(Saved entries)
★ ★ ★ ★

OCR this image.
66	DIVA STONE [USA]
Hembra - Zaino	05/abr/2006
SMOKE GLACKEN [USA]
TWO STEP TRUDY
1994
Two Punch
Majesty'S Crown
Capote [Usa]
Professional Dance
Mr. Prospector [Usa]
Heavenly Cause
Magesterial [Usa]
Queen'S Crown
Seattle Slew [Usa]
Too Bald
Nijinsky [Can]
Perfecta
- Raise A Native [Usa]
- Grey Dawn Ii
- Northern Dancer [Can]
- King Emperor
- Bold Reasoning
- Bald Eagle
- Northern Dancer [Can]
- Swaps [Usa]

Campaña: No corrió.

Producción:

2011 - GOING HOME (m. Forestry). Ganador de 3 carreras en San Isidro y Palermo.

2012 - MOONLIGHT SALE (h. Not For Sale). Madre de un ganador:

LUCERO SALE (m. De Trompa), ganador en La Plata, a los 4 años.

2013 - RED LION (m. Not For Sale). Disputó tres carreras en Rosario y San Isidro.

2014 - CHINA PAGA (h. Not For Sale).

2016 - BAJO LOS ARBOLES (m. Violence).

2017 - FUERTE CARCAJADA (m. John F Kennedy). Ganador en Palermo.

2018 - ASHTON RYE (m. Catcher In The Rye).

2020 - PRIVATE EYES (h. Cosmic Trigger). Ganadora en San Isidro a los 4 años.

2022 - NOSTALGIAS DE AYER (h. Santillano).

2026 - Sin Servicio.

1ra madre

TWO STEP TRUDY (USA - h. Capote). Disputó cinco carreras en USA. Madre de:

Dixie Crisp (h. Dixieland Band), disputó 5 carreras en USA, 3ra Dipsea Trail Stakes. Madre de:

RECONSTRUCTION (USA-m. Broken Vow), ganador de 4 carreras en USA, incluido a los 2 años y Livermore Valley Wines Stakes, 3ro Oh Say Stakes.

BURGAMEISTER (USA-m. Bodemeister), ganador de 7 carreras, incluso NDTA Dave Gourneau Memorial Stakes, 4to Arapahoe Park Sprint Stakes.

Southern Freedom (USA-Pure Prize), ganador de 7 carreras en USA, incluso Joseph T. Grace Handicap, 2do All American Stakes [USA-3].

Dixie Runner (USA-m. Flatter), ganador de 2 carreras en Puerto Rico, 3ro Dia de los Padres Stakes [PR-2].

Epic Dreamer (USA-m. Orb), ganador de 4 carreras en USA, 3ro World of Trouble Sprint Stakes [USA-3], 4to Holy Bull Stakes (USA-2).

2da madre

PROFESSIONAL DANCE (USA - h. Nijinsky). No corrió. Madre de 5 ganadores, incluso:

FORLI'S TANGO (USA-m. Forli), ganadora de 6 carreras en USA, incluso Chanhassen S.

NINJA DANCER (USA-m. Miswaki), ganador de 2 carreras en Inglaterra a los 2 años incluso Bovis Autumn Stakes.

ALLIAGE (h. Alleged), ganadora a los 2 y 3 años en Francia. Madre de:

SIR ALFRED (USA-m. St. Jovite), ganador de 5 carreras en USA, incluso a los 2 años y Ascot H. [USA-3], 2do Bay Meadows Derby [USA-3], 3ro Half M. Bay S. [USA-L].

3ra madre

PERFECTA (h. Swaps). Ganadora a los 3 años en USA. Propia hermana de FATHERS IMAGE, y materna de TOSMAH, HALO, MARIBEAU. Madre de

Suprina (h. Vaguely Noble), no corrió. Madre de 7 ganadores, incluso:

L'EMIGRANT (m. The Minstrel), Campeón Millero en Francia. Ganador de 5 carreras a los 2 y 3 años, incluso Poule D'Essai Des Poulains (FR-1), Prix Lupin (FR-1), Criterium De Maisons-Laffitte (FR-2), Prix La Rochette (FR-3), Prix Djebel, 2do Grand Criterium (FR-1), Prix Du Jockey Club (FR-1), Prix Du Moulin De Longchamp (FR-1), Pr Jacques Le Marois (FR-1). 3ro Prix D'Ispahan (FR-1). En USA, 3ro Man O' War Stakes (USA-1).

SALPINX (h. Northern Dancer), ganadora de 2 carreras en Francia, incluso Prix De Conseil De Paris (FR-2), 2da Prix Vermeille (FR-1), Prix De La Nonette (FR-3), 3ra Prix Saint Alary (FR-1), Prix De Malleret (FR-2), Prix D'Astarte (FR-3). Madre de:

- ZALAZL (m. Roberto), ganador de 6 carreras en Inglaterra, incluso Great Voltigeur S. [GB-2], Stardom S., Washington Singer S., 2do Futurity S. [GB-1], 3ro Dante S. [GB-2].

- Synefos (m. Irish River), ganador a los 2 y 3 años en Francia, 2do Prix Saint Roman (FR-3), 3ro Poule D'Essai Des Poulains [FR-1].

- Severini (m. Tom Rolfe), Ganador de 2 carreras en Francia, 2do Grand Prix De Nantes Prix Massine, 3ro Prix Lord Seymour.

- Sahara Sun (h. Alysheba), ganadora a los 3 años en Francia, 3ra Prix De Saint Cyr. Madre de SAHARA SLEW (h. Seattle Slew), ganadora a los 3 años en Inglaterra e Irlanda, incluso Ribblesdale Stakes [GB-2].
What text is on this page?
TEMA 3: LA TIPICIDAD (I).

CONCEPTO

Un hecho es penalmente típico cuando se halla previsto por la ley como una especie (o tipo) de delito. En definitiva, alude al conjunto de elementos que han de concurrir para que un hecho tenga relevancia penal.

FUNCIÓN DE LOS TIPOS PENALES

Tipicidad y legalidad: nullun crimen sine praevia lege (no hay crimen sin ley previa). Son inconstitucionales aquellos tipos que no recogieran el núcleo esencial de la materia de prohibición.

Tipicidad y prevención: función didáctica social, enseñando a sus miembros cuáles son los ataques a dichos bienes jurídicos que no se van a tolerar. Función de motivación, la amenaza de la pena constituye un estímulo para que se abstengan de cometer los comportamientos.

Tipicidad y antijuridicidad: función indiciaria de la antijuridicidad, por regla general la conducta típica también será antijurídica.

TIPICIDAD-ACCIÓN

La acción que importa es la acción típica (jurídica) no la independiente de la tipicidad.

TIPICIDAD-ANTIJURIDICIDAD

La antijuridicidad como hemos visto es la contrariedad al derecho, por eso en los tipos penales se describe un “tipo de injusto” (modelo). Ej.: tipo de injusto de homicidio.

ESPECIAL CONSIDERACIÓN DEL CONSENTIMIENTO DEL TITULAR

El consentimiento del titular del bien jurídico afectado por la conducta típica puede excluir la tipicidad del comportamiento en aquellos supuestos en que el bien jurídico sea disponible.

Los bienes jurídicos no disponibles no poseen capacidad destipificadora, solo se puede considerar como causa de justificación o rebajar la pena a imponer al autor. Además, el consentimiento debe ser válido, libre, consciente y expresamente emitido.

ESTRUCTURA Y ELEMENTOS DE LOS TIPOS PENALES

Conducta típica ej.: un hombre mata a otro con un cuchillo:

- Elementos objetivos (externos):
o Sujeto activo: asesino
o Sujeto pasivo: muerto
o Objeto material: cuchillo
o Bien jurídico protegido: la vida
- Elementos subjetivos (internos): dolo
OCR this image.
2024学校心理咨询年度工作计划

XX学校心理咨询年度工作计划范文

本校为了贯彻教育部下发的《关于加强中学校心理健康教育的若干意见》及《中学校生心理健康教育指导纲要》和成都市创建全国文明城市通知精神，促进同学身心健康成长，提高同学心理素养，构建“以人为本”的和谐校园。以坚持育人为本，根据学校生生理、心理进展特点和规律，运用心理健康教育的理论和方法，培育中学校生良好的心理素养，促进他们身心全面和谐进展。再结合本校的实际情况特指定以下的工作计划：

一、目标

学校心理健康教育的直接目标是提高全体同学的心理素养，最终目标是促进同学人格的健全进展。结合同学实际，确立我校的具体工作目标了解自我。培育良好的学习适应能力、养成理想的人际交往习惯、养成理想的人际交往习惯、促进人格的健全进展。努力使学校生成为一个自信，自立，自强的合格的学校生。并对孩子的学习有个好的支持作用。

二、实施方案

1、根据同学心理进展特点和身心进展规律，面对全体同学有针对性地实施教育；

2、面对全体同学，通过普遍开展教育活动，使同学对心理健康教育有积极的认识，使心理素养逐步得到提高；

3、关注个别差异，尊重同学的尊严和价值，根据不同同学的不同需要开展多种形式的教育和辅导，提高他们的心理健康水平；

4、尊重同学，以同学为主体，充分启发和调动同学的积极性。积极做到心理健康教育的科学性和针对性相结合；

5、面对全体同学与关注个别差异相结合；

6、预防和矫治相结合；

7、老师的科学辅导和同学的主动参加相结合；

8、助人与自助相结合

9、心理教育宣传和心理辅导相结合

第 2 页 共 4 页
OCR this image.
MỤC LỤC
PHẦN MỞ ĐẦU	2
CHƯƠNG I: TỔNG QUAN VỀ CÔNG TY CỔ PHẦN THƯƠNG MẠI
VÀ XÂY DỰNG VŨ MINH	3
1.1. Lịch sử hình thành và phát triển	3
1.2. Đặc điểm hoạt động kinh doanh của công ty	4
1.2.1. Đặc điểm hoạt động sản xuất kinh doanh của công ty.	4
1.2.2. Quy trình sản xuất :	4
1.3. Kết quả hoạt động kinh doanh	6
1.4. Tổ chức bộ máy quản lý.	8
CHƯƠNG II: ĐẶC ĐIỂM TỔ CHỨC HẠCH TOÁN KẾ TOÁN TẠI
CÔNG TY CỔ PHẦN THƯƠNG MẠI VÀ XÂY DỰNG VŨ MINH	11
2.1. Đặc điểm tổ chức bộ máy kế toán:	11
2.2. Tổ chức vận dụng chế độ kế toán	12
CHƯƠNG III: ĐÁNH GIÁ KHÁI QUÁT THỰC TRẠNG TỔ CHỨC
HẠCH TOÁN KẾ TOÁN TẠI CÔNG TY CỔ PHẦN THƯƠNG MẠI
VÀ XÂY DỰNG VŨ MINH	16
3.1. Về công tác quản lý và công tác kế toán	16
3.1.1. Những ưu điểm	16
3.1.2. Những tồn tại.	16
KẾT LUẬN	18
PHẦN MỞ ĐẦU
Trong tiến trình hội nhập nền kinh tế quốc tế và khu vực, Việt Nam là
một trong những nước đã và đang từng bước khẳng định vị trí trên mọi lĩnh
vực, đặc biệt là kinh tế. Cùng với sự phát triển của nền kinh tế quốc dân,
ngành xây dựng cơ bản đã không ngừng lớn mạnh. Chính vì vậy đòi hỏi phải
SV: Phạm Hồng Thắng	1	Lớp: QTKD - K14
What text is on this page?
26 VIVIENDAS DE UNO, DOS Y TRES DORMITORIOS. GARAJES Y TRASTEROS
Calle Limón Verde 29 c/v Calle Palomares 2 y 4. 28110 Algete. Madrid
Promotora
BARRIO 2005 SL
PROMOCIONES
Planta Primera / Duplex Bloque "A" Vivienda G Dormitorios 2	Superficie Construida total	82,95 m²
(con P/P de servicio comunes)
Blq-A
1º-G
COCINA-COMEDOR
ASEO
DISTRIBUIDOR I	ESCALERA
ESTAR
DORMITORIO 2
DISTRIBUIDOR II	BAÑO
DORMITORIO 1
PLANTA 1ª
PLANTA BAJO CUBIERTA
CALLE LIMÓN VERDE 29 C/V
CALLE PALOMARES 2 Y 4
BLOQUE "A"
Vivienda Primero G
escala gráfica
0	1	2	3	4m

★ ★ ★ ★

TASK DESCRIPTION:
Each line above that includes "Inglaterra" counts once; state the total and nothing more.

EXERCISE SOLUTION:
3